§ **The exercise**: Extract the entries in their exact form.

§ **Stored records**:
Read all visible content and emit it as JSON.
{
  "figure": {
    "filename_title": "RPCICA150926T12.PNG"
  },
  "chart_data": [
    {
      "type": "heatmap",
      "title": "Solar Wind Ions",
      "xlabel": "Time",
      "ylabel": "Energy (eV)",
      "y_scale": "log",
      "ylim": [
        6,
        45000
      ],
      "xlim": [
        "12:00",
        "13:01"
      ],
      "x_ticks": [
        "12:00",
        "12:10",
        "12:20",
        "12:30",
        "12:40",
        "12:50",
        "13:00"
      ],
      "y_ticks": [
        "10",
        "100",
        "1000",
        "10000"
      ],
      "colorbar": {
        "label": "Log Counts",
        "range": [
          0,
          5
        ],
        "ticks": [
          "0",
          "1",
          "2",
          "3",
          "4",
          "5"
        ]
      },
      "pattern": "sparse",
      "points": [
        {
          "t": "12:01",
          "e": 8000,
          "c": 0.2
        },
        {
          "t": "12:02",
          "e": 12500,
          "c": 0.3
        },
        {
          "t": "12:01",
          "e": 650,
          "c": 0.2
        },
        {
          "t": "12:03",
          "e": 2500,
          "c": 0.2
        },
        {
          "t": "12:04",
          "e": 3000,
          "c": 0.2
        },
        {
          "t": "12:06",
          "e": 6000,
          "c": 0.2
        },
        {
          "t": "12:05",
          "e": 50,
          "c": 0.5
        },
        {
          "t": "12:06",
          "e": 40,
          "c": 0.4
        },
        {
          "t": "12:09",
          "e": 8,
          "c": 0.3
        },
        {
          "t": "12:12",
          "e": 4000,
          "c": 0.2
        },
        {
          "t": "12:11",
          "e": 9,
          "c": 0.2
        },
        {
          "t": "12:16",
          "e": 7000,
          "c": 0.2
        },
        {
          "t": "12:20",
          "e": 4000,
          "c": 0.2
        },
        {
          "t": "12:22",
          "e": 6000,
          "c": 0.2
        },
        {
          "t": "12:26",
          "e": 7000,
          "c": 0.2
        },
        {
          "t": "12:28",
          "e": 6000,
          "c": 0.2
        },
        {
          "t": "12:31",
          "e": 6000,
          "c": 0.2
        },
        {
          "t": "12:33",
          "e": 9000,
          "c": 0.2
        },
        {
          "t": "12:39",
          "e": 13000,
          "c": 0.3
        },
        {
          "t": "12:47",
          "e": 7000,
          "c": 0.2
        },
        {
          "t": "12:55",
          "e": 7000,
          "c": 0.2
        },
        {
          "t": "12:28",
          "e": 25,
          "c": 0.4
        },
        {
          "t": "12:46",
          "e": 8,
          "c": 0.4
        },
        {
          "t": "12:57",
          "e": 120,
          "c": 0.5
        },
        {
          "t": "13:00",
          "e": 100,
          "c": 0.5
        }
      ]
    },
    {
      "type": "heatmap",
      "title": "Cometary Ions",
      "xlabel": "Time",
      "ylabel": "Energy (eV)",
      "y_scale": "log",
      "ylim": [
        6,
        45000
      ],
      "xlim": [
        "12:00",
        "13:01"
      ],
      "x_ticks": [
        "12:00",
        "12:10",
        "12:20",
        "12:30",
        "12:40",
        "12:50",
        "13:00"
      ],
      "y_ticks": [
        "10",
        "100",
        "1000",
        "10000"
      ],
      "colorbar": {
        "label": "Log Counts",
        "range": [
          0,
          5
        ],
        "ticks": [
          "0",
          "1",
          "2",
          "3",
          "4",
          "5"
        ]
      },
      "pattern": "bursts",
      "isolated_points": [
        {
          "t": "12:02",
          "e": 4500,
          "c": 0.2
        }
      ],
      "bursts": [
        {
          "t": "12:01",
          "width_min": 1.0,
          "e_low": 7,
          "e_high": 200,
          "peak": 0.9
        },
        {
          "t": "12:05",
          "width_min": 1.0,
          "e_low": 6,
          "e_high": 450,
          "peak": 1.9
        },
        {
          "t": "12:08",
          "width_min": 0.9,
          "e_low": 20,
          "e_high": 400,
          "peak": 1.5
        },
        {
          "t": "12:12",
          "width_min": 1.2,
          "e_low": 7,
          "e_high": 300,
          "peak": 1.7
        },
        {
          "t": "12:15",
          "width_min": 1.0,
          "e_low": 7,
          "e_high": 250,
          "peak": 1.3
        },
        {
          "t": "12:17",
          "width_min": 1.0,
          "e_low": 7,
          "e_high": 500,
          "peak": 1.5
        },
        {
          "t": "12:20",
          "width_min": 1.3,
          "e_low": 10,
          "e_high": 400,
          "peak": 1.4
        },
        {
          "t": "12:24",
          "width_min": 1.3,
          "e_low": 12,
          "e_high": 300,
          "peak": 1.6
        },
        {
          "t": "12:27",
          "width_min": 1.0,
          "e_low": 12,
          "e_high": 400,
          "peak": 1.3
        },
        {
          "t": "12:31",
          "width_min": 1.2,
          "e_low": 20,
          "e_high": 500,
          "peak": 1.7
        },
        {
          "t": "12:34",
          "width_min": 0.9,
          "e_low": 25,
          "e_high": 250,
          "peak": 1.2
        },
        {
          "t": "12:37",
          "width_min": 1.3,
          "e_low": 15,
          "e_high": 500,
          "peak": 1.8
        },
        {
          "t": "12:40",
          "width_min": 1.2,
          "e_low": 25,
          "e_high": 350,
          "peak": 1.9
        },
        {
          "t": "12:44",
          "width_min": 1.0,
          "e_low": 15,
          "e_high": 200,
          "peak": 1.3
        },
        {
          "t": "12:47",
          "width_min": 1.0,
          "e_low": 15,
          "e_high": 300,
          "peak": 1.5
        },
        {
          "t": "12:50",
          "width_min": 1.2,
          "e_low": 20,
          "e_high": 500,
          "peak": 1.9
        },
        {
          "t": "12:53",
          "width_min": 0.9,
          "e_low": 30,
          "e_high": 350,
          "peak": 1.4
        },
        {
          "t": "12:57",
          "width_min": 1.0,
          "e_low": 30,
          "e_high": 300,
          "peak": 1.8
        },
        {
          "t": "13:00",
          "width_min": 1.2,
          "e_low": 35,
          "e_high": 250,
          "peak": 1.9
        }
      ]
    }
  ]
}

§ **Answer to this problem**:
Read all visible content and emit it as JSON.
{
  "figure": {
    "filename_title": "RPCICA150926T12.PNG"
  },
  "chart_data": [
    {
      "type": "heatmap",
      "title": "Solar Wind Ions",
      "xlabel": "Time",
      "ylabel": "Energy (eV)",
      "y_scale": "log",
      "ylim": [
        6,
        45000
      ],
      "xlim": [
        "12:00",
        "13:01"
      ],
      "x_ticks": [
        "12:00",
        "12:10",
        "12:20",
        "12:30",
        "12:40",
        "12:50",
        "13:00"
      ],
      "y_ticks": [
        "10",
        "100",
        "1000",
        "10000"
      ],
      "colorbar": {
        "label": "Log Counts",
        "range": [
          0,
          5
        ],
        "ticks": [
          "0",
          "1",
          "2",
          "3",
          "4",
          "5"
        ]
      },
      "pattern": "sparse",
      "points": [
        {
          "t": "12:01",
          "e": 8000,
          "c": 0.2
        },
        {
          "t": "12:02",
          "e": 12500,
          "c": 0.3
        },
        {
          "t": "12:01",
          "e": 650,
          "c": 0.2
        },
        {
          "t": "12:03",
          "e": 2500,
          "c": 0.2
        },
        {
          "t": "12:04",
          "e": 3000,
          "c": 0.2
        },
        {
          "t": "12:06",
          "e": 6000,
          "c": 0.2
        },
        {
          "t": "12:05",
          "e": 50,
          "c": 0.5
        },
        {
          "t": "12:06",
          "e": 40,
          "c": 0.4
        },
        {
          "t": "12:09",
          "e": 8,
          "c": 0.3
        },
        {
          "t": "12:12",
          "e": 4000,
          "c": 0.2
        },
        {
          "t": "12:11",
          "e": 9,
          "c": 0.2
        },
        {
          "t": "12:16",
          "e": 7000,
          "c": 0.2
        },
        {
          "t": "12:20",
          "e": 4000,
          "c": 0.2
        },
        {
          "t": "12:22",
          "e": 6000,
          "c": 0.2
        },
        {
          "t": "12:26",
          "e": 7000,
          "c": 0.2
        },
        {
          "t": "12:28",
          "e": 6000,
          "c": 0.2
        },
        {
          "t": "12:31",
          "e": 6000,
          "c": 0.2
        },
        {
          "t": "12:33",
          "e": 9000,
          "c": 0.2
        },
        {
          "t": "12:39",
          "e": 13000,
          "c": 0.3
        },
        {
          "t": "12:47",
          "e": 7000,
          "c": 0.2
        },
        {
          "t": "12:55",
          "e": 7000,
          "c": 0.2
        },
        {
          "t": "12:28",
          "e": 25,
          "c": 0.4
        },
        {
          "t": "12:46",
          "e": 8,
          "c": 0.4
        },
        {
          "t": "12:57",
          "e": 120,
          "c": 0.5
        },
        {
          "t": "13:00",
          "e": 100,
          "c": 0.5
        }
      ]
    },
    {
      "type": "heatmap",
      "title": "Cometary Ions",
      "xlabel": "Time",
      "ylabel": "Energy (eV)",
      "y_scale": "log",
      "ylim": [
        6,
        45000
      ],
      "xlim": [
        "12:00",
        "13:01"
      ],
      "x_ticks": [
        "12:00",
        "12:10",
        "12:20",
        "12:30",
        "12:40",
        "12:50",
        "13:00"
      ],
      "y_ticks": [
        "10",
        "100",
        "1000",
        "10000"
      ],
      "colorbar": {
        "label": "Log Counts",
        "range": [
          0,
          5
        ],
        "ticks": [
          "0",
          "1",
          "2",
          "3",
          "4",
          "5"
        ]
      },
      "pattern": "bursts",
      "isolated_points": [
        {
          "t": "12:02",
          "e": 4500,
          "c": 0.2
        }
      ],
      "bursts": [
        {
          "t": "12:01",
          "width_min": 1.0,
          "e_low": 7,
          "e_high": 200,
          "peak": 0.9
        },
        {
          "t": "12:05",
          "width_min": 1.0,
          "e_low": 6,
          "e_high": 450,
          "peak": 1.9
        },
        {
          "t": "12:08",
          "width_min": 0.9,
          "e_low": 20,
          "e_high": 400,
          "peak": 1.5
        },
        {
          "t": "12:12",
          "width_min": 1.2,
          "e_low": 7,
          "e_high": 300,
          "peak": 1.7
        },
        {
          "t": "12:15",
          "width_min": 1.0,
          "e_low": 7,
          "e_high": 250,
          "peak": 1.3
        },
        {
          "t": "12:17",
          "width_min": 1.0,
          "e_low": 7,
          "e_high": 500,
          "peak": 1.5
        },
        {
          "t": "12:20",
          "width_min": 1.3,
          "e_low": 10,
          "e_high": 400,
          "peak": 1.4
        },
        {
          "t": "12:24",
          "width_min": 1.3,
          "e_low": 12,
          "e_high": 300,
          "peak": 1.6
        },
        {
          "t": "12:27",
          "width_min": 1.0,
          "e_low": 12,
          "e_high": 400,
          "peak": 1.3
        },
        {
          "t": "12:31",
          "width_min": 1.2,
          "e_low": 20,
          "e_high": 500,
          "peak": 1.7
        },
        {
          "t": "12:34",
          "width_min": 0.9,
          "e_low": 25,
          "e_high": 250,
          "peak": 1.2
        },
        {
          "t": "12:37",
          "width_min": 1.3,
          "e_low": 15,
          "e_high": 500,
          "peak": 1.8
        },
        {
          "t": "12:40",
          "width_min": 1.2,
          "e_low": 25,
          "e_high": 350,
          "peak": 1.9
        },
        {
          "t": "12:44",
          "width_min": 1.0,
          "e_low": 15,
          "e_high": 200,
          "peak": 1.3
        },
        {
          "t": "12:47",
          "width_min": 1.0,
          "e_low": 15,
          "e_high": 300,
          "peak": 1.5
        },
        {
          "t": "12:50",
          "width_min": 1.2,
          "e_low": 20,
          "e_high": 500,
          "peak": 1.9
        },
        {
          "t": "12:53",
          "width_min": 0.9,
          "e_low": 30,
          "e_high": 350,
          "peak": 1.4
        },
        {
          "t": "12:57",
          "width_min": 1.0,
          "e_low": 30,
          "e_high": 300,
          "peak": 1.8
        },
        {
          "t": "13:00",
          "width_min": 1.2,
          "e_low": 35,
          "e_high": 250,
          "peak": 1.9
        }
      ]
    }
  ]
}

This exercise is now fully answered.